→ YOUR TASK:
Scan the entries below and extract each line with the word "type" in it.

────────────────

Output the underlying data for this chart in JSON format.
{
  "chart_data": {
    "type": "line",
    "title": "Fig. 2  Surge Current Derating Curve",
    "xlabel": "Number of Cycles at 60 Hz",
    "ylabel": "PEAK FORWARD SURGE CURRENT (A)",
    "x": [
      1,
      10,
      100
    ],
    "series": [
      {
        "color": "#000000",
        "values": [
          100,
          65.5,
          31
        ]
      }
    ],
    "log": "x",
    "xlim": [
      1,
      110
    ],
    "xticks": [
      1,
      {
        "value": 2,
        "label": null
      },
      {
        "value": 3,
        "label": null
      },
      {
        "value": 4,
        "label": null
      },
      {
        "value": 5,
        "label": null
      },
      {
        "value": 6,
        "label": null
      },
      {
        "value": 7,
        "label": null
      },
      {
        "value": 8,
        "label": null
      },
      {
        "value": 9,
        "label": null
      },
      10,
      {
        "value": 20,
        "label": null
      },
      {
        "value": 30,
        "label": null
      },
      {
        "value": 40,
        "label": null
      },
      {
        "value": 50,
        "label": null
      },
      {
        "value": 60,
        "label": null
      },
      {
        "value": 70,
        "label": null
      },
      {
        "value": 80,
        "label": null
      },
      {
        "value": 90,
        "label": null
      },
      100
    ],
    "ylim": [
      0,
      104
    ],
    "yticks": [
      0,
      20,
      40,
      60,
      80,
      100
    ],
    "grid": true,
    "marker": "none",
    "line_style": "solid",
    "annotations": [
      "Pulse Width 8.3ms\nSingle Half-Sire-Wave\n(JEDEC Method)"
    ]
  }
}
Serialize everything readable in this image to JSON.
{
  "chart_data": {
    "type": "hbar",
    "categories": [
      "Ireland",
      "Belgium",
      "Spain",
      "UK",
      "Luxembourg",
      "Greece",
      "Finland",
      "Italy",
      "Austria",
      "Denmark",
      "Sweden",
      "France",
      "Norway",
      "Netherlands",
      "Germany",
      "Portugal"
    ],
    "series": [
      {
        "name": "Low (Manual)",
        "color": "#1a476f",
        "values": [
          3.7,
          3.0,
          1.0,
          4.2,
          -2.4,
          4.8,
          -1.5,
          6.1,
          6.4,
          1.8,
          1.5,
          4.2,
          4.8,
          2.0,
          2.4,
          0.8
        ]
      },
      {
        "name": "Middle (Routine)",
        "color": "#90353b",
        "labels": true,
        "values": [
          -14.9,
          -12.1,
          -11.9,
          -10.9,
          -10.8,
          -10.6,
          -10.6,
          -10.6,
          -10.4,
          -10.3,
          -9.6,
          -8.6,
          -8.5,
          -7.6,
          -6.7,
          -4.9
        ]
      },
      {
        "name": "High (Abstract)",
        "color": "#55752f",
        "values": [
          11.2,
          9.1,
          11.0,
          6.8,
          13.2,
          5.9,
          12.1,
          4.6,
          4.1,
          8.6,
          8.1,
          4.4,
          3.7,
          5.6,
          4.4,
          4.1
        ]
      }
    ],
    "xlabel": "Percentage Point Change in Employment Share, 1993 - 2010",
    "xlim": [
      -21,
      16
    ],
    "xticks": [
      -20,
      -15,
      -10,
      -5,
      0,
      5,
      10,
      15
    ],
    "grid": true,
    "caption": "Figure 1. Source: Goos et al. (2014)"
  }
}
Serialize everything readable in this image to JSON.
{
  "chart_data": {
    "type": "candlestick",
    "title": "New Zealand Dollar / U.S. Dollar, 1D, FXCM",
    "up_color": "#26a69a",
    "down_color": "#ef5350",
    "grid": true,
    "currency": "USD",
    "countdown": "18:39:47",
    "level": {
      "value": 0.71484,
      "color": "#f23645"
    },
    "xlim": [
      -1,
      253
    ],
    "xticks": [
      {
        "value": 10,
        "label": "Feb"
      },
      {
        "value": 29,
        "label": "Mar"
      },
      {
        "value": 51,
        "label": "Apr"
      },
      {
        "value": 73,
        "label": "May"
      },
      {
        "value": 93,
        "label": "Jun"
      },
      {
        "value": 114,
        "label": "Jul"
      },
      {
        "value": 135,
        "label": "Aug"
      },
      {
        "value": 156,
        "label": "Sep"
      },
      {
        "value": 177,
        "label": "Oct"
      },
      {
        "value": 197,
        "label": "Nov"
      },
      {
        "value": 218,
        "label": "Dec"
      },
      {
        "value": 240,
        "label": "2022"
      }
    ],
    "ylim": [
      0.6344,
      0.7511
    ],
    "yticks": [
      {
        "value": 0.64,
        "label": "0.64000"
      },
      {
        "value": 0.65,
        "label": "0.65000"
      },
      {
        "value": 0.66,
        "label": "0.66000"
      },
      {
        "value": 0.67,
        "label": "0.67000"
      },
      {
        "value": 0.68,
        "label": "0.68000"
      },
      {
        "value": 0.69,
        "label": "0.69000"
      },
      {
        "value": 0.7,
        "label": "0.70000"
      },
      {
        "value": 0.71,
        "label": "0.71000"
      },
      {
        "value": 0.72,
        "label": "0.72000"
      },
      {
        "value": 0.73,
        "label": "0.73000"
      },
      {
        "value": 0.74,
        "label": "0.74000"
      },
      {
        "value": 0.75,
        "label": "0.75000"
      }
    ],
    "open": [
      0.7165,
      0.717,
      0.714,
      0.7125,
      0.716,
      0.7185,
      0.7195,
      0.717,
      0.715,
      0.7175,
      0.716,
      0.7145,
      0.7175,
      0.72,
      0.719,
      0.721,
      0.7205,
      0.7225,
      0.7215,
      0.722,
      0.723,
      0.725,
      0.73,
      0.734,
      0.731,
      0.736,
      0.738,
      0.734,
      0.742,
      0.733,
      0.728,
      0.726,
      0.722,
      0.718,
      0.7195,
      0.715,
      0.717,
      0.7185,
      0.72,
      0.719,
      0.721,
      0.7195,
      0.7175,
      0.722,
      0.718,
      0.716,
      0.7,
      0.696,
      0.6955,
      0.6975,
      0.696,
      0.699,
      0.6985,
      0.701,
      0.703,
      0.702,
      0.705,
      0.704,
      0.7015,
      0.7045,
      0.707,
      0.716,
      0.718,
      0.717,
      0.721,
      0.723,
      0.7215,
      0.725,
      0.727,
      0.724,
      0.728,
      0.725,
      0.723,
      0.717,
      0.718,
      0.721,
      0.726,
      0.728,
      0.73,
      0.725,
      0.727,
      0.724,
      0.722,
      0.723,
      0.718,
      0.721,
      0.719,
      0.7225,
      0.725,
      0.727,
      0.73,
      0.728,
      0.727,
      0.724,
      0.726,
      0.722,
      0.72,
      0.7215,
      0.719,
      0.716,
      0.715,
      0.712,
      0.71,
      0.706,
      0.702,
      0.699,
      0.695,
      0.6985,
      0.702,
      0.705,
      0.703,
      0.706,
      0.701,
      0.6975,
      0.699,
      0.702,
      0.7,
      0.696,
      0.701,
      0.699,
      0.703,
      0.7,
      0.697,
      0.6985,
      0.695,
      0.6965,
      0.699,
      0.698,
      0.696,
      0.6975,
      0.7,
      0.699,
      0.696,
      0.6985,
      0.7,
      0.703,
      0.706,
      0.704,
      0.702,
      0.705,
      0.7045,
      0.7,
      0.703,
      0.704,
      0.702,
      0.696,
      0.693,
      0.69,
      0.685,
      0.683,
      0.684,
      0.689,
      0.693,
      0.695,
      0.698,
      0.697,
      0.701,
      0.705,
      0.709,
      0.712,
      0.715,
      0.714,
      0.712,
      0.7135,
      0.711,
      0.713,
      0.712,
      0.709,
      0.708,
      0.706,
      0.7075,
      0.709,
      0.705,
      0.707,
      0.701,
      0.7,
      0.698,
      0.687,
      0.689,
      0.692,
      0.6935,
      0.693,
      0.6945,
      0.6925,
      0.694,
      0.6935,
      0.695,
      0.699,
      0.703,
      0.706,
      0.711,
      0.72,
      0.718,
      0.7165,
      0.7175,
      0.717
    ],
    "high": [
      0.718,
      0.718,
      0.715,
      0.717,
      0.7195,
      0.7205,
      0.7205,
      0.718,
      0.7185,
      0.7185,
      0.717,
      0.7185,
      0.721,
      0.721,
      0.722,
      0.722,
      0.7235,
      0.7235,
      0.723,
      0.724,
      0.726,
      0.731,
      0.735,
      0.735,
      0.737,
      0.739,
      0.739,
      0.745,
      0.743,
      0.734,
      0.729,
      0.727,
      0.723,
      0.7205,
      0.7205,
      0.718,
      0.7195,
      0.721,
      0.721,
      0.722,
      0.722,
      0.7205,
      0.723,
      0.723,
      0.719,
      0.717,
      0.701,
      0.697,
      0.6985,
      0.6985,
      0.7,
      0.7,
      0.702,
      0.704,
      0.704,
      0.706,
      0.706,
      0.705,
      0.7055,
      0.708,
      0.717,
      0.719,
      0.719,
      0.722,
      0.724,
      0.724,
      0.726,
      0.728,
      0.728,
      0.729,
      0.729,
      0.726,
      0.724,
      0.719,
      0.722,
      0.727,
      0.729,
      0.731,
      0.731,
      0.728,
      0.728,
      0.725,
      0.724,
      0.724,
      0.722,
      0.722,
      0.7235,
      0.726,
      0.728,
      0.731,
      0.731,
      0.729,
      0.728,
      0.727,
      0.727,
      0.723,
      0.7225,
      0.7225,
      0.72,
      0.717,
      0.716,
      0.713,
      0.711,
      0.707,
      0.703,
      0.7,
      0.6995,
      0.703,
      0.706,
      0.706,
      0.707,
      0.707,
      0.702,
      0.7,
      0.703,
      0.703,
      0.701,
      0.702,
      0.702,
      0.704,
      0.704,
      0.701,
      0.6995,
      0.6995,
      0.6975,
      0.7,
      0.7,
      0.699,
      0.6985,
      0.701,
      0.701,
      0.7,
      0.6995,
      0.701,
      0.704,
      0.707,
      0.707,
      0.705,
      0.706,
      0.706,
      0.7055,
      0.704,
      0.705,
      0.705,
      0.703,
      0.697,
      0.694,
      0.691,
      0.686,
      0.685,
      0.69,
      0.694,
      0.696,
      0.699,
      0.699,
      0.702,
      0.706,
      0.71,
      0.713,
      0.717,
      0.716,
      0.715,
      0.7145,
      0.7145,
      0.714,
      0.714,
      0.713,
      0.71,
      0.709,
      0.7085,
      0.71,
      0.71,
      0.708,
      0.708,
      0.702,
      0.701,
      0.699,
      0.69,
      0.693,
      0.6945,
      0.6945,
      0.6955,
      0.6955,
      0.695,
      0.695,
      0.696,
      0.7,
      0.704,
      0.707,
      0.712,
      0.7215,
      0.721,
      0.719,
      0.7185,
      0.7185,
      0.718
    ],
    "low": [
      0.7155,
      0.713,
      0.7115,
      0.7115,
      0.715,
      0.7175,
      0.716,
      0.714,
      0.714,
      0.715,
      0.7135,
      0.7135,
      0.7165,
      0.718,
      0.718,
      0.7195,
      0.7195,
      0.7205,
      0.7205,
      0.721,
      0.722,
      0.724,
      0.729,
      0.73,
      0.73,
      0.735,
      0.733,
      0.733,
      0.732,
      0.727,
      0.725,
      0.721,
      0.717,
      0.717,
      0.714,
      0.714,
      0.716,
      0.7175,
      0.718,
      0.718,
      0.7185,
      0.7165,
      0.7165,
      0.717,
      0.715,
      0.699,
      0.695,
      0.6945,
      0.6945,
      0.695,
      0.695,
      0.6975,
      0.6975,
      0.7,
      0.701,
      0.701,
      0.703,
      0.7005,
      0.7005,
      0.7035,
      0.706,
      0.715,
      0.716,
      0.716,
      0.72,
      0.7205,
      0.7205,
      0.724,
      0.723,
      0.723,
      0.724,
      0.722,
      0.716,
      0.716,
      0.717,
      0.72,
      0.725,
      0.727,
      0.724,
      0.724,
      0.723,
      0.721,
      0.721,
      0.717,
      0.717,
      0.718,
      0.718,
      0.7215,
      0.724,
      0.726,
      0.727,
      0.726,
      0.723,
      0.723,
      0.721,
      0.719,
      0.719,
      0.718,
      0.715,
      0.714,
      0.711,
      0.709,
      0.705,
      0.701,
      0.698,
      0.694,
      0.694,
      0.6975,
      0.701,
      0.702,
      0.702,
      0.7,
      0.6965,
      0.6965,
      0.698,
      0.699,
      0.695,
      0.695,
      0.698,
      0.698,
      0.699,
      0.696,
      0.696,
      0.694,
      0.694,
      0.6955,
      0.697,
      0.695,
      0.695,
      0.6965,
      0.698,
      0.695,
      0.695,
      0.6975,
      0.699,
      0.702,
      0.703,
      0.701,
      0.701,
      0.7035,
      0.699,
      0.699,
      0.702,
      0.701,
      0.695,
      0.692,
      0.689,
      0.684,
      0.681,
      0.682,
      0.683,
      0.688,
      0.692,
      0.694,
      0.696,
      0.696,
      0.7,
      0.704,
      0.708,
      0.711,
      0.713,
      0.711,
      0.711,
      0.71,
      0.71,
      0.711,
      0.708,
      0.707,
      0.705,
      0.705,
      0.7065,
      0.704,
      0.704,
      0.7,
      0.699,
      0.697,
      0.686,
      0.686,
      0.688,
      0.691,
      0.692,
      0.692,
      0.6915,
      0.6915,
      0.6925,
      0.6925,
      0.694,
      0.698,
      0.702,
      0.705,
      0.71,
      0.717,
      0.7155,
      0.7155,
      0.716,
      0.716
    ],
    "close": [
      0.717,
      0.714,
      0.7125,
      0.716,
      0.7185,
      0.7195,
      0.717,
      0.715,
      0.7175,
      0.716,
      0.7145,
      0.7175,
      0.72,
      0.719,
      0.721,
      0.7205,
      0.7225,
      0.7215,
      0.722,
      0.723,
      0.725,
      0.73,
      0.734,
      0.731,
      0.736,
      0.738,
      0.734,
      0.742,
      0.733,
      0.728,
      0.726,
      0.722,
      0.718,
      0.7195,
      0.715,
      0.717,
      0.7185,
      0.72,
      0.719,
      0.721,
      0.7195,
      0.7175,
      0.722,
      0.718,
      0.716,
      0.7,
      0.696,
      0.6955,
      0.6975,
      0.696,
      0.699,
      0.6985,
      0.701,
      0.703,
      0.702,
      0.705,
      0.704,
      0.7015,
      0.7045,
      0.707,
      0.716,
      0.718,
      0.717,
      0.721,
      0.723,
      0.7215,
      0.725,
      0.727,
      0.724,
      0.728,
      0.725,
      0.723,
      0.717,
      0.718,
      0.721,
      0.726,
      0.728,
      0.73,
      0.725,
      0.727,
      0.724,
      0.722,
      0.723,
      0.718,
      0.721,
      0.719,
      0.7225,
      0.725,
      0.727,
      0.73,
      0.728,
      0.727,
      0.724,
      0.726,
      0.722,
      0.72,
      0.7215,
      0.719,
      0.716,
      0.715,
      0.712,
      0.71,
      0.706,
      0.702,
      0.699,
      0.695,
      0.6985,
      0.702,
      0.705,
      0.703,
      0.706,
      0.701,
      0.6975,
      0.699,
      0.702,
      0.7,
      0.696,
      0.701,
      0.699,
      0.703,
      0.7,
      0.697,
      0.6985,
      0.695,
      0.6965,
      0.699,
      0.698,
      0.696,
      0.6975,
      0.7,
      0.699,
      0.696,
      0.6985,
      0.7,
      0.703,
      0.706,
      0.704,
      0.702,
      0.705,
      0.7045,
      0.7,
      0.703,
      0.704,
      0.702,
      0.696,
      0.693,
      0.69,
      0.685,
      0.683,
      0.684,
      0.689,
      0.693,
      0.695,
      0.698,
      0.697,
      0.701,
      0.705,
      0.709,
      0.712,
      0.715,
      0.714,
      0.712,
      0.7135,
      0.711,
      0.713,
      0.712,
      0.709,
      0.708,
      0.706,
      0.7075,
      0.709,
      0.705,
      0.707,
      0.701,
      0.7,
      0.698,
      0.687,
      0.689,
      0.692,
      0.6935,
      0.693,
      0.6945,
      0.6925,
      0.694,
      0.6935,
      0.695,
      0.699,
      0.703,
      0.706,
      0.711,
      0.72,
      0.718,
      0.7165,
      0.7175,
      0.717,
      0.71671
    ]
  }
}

────────────────

→ PROBLEM SOLUTION:
    "type": "line",
    "type": "hbar",
    "type": "candlestick",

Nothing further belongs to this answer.